MATERIAL FOR THIS EXERCISE -
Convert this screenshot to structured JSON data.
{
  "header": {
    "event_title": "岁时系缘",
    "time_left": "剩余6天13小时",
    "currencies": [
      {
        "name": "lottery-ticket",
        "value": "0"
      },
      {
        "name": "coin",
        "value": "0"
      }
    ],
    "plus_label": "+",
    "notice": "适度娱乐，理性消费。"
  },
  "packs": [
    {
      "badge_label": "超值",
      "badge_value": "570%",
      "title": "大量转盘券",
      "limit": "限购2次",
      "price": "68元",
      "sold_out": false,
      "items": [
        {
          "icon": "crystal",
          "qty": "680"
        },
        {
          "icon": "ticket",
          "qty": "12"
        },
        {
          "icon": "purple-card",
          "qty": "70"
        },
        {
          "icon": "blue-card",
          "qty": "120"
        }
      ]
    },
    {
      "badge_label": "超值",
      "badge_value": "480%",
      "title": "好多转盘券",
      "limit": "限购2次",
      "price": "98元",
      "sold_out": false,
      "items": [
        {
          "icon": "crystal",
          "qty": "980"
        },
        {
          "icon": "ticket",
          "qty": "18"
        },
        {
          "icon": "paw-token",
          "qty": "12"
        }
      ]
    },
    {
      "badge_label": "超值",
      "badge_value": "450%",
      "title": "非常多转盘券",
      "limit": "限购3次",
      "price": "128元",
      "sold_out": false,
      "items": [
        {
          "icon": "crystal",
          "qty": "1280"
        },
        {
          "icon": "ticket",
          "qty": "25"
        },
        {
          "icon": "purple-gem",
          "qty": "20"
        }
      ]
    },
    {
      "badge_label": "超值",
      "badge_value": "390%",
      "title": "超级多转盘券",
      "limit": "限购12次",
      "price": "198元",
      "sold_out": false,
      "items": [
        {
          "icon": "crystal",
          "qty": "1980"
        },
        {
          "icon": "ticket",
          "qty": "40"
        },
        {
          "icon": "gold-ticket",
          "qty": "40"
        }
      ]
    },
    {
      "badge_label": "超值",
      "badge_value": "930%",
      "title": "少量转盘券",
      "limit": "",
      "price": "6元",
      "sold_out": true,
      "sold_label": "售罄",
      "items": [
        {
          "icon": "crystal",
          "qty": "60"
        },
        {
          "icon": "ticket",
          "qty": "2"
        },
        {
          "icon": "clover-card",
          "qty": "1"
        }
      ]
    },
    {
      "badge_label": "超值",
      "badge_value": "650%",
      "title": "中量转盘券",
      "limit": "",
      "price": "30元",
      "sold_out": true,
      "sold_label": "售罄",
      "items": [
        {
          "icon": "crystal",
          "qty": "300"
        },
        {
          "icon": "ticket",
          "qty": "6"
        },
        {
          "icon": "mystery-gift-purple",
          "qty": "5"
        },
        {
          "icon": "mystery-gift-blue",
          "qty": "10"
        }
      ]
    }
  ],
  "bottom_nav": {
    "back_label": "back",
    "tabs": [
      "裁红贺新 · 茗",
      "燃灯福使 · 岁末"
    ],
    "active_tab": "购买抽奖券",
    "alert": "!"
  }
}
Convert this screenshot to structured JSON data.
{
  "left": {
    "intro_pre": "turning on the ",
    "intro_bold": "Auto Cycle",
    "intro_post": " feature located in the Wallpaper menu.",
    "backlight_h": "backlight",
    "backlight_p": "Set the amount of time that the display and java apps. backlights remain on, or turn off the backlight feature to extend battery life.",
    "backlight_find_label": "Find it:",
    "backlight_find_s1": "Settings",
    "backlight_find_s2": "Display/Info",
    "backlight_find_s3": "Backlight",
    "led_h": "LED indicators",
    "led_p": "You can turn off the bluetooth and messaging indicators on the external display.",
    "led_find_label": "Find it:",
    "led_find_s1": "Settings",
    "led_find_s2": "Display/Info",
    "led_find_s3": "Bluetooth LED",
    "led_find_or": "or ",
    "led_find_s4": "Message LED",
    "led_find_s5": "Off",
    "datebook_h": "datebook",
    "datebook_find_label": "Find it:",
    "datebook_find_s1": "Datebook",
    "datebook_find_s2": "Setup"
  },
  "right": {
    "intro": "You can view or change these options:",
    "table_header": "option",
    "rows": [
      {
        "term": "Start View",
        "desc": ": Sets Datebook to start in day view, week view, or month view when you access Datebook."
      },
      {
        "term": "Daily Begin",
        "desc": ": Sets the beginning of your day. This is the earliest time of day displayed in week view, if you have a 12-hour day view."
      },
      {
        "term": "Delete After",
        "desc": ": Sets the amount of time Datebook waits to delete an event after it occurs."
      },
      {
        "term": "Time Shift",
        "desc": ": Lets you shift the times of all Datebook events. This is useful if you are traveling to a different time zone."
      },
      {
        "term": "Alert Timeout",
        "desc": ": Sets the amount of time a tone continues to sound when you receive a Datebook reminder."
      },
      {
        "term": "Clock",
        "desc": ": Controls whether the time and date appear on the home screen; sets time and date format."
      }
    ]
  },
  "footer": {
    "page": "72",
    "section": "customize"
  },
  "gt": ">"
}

REQUIRED TASK - From the records above, pull out each line that has "card".

TASK OUTPUT -
          "icon": "purple-card",
          "icon": "blue-card",
          "icon": "clover-card",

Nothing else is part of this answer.